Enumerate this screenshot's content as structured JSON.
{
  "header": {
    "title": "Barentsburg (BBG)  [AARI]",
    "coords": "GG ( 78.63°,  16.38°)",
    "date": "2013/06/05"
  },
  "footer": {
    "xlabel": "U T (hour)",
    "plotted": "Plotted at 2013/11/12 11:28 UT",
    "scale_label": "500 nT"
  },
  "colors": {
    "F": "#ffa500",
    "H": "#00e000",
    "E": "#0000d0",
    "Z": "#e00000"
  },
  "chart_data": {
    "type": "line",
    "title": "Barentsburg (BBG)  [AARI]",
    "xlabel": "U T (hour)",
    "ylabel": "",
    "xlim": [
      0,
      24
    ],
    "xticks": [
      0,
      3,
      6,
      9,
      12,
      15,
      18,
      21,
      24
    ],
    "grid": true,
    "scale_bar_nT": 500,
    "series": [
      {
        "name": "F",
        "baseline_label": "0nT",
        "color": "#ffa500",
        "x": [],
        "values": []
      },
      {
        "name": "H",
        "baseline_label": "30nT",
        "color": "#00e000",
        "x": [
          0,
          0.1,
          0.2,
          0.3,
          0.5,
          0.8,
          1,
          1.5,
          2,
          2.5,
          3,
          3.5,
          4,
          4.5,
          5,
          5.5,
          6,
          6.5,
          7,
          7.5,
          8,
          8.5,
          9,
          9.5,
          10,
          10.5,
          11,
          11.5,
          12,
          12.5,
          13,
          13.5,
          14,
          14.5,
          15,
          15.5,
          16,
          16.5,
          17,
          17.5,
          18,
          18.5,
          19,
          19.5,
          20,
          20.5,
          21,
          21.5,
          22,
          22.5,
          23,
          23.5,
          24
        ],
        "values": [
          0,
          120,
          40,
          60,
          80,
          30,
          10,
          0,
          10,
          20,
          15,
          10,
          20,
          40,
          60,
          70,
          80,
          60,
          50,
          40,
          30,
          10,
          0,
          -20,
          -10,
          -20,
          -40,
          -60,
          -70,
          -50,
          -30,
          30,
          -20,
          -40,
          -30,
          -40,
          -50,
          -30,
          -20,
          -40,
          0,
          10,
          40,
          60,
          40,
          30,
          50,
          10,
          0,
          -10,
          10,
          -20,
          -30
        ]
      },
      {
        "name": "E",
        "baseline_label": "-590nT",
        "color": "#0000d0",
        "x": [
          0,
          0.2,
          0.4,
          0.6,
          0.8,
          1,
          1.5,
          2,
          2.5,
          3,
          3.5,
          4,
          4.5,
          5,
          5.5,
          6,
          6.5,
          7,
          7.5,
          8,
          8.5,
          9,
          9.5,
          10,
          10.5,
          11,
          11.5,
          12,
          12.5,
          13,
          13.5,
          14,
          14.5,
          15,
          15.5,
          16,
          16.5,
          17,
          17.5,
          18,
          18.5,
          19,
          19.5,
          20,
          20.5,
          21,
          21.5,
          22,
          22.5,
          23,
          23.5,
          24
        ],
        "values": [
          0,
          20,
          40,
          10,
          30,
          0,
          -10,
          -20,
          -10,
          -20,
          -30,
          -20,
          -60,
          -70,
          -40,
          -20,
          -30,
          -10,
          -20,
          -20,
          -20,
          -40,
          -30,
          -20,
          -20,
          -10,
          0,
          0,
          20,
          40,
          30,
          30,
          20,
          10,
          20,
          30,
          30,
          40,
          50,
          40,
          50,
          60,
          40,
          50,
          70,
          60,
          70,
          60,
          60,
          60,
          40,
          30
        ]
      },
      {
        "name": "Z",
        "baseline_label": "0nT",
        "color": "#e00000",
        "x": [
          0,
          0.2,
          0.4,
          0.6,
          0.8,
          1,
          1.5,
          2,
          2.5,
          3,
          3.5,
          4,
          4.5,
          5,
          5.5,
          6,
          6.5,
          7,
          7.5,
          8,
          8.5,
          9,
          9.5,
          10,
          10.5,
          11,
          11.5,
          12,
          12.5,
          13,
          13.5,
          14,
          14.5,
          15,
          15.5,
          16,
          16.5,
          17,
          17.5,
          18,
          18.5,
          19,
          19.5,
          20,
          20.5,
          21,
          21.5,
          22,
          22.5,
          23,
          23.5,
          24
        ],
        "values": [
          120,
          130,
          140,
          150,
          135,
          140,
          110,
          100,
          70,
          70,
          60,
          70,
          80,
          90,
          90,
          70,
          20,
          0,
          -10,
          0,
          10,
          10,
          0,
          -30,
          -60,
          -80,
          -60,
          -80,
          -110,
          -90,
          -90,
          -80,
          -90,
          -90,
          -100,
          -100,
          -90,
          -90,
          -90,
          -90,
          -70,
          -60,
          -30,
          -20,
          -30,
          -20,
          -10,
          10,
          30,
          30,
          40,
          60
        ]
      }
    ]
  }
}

### Your task
Your task is to reproduce the whole listing exactly.

### Result of this exercise
Enumerate this screenshot's content as structured JSON.
{
  "header": {
    "title": "Barentsburg (BBG)  [AARI]",
    "coords": "GG ( 78.63°,  16.38°)",
    "date": "2013/06/05"
  },
  "footer": {
    "xlabel": "U T (hour)",
    "plotted": "Plotted at 2013/11/12 11:28 UT",
    "scale_label": "500 nT"
  },
  "colors": {
    "F": "#ffa500",
    "H": "#00e000",
    "E": "#0000d0",
    "Z": "#e00000"
  },
  "chart_data": {
    "type": "line",
    "title": "Barentsburg (BBG)  [AARI]",
    "xlabel": "U T (hour)",
    "ylabel": "",
    "xlim": [
      0,
      24
    ],
    "xticks": [
      0,
      3,
      6,
      9,
      12,
      15,
      18,
      21,
      24
    ],
    "grid": true,
    "scale_bar_nT": 500,
    "series": [
      {
        "name": "F",
        "baseline_label": "0nT",
        "color": "#ffa500",
        "x": [],
        "values": []
      },
      {
        "name": "H",
        "baseline_label": "30nT",
        "color": "#00e000",
        "x": [
          0,
          0.1,
          0.2,
          0.3,
          0.5,
          0.8,
          1,
          1.5,
          2,
          2.5,
          3,
          3.5,
          4,
          4.5,
          5,
          5.5,
          6,
          6.5,
          7,
          7.5,
          8,
          8.5,
          9,
          9.5,
          10,
          10.5,
          11,
          11.5,
          12,
          12.5,
          13,
          13.5,
          14,
          14.5,
          15,
          15.5,
          16,
          16.5,
          17,
          17.5,
          18,
          18.5,
          19,
          19.5,
          20,
          20.5,
          21,
          21.5,
          22,
          22.5,
          23,
          23.5,
          24
        ],
        "values": [
          0,
          120,
          40,
          60,
          80,
          30,
          10,
          0,
          10,
          20,
          15,
          10,
          20,
          40,
          60,
          70,
          80,
          60,
          50,
          40,
          30,
          10,
          0,
          -20,
          -10,
          -20,
          -40,
          -60,
          -70,
          -50,
          -30,
          30,
          -20,
          -40,
          -30,
          -40,
          -50,
          -30,
          -20,
          -40,
          0,
          10,
          40,
          60,
          40,
          30,
          50,
          10,
          0,
          -10,
          10,
          -20,
          -30
        ]
      },
      {
        "name": "E",
        "baseline_label": "-590nT",
        "color": "#0000d0",
        "x": [
          0,
          0.2,
          0.4,
          0.6,
          0.8,
          1,
          1.5,
          2,
          2.5,
          3,
          3.5,
          4,
          4.5,
          5,
          5.5,
          6,
          6.5,
          7,
          7.5,
          8,
          8.5,
          9,
          9.5,
          10,
          10.5,
          11,
          11.5,
          12,
          12.5,
          13,
          13.5,
          14,
          14.5,
          15,
          15.5,
          16,
          16.5,
          17,
          17.5,
          18,
          18.5,
          19,
          19.5,
          20,
          20.5,
          21,
          21.5,
          22,
          22.5,
          23,
          23.5,
          24
        ],
        "values": [
          0,
          20,
          40,
          10,
          30,
          0,
          -10,
          -20,
          -10,
          -20,
          -30,
          -20,
          -60,
          -70,
          -40,
          -20,
          -30,
          -10,
          -20,
          -20,
          -20,
          -40,
          -30,
          -20,
          -20,
          -10,
          0,
          0,
          20,
          40,
          30,
          30,
          20,
          10,
          20,
          30,
          30,
          40,
          50,
          40,
          50,
          60,
          40,
          50,
          70,
          60,
          70,
          60,
          60,
          60,
          40,
          30
        ]
      },
      {
        "name": "Z",
        "baseline_label": "0nT",
        "color": "#e00000",
        "x": [
          0,
          0.2,
          0.4,
          0.6,
          0.8,
          1,
          1.5,
          2,
          2.5,
          3,
          3.5,
          4,
          4.5,
          5,
          5.5,
          6,
          6.5,
          7,
          7.5,
          8,
          8.5,
          9,
          9.5,
          10,
          10.5,
          11,
          11.5,
          12,
          12.5,
          13,
          13.5,
          14,
          14.5,
          15,
          15.5,
          16,
          16.5,
          17,
          17.5,
          18,
          18.5,
          19,
          19.5,
          20,
          20.5,
          21,
          21.5,
          22,
          22.5,
          23,
          23.5,
          24
        ],
        "values": [
          120,
          130,
          140,
          150,
          135,
          140,
          110,
          100,
          70,
          70,
          60,
          70,
          80,
          90,
          90,
          70,
          20,
          0,
          -10,
          0,
          10,
          10,
          0,
          -30,
          -60,
          -80,
          -60,
          -80,
          -110,
          -90,
          -90,
          -80,
          -90,
          -90,
          -100,
          -100,
          -90,
          -90,
          -90,
          -90,
          -70,
          -60,
          -30,
          -20,
          -30,
          -20,
          -10,
          10,
          30,
          30,
          40,
          60
        ]
      }
    ]
  }
}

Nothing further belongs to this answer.